[Collection entries]
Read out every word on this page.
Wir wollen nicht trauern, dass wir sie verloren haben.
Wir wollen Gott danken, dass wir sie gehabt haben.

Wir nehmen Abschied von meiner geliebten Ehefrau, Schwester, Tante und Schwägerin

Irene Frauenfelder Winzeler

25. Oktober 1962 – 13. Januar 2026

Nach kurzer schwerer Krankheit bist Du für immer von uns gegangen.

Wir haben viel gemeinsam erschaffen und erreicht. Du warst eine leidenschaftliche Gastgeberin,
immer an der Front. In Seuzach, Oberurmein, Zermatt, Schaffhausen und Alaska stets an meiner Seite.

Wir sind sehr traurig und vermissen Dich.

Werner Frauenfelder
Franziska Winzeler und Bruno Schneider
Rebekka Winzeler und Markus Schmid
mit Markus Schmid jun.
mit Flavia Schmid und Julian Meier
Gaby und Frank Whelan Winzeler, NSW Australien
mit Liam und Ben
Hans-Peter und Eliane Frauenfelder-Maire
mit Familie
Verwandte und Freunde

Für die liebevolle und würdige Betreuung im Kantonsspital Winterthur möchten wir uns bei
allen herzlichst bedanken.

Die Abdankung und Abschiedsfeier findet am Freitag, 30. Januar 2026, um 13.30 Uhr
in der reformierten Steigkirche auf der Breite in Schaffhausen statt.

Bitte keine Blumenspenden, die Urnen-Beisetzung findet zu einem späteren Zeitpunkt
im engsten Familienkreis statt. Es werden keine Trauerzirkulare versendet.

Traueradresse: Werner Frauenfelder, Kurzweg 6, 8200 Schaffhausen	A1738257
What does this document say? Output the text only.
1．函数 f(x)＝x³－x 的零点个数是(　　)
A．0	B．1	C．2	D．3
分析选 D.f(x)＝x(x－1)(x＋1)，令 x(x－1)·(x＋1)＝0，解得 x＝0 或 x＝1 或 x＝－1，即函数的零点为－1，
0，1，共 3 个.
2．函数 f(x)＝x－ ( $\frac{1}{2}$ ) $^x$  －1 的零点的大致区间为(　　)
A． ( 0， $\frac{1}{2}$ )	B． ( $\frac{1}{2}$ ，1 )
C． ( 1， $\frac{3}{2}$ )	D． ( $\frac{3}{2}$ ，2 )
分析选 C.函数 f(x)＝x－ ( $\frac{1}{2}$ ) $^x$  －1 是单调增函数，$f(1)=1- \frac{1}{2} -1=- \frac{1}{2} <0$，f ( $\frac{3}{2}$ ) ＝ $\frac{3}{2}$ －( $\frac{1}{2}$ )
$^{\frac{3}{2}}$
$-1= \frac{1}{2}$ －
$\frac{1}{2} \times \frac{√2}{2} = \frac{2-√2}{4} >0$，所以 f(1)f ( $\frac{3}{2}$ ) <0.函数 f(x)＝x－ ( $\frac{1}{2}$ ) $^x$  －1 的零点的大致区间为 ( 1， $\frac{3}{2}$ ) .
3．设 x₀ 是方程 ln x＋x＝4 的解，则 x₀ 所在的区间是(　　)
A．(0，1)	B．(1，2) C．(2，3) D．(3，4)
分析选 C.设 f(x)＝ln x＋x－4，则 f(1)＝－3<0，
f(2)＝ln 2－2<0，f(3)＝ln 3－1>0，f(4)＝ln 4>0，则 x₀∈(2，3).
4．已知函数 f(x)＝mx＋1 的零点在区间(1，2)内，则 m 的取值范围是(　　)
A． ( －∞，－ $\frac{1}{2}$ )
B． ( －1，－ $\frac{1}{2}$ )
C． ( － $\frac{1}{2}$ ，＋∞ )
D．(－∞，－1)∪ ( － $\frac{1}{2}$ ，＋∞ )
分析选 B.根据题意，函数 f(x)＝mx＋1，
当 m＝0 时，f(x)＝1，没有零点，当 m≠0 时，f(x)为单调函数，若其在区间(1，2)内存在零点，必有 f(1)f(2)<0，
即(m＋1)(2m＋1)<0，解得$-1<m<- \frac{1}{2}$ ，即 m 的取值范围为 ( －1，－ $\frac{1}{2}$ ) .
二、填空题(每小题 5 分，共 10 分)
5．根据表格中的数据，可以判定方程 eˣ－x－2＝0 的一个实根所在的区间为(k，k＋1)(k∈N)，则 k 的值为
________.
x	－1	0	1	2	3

> _Problem requirements_
In the listing, find all lines with the string "Schmid" and copy them.

> _Solution to the problem_
Rebekka Winzeler und Markus Schmid
mit Markus Schmid jun.
mit Flavia Schmid und Julian Meier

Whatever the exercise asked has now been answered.